### Exercise brief
Type the records out again in full, exactly.

----

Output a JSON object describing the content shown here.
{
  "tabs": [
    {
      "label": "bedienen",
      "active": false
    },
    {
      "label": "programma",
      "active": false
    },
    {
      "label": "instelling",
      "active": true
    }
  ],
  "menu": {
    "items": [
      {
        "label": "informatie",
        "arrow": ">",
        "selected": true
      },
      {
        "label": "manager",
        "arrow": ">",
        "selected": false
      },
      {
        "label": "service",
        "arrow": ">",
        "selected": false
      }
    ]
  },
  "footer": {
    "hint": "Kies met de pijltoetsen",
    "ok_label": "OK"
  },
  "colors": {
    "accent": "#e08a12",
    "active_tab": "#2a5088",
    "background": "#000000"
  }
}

----

### Task answer
Output a JSON object describing the content shown here.
{
  "tabs": [
    {
      "label": "bedienen",
      "active": false
    },
    {
      "label": "programma",
      "active": false
    },
    {
      "label": "instelling",
      "active": true
    }
  ],
  "menu": {
    "items": [
      {
        "label": "informatie",
        "arrow": ">",
        "selected": true
      },
      {
        "label": "manager",
        "arrow": ">",
        "selected": false
      },
      {
        "label": "service",
        "arrow": ">",
        "selected": false
      }
    ]
  },
  "footer": {
    "hint": "Kies met de pijltoetsen",
    "ok_label": "OK"
  },
  "colors": {
    "accent": "#e08a12",
    "active_tab": "#2a5088",
    "background": "#000000"
  }
}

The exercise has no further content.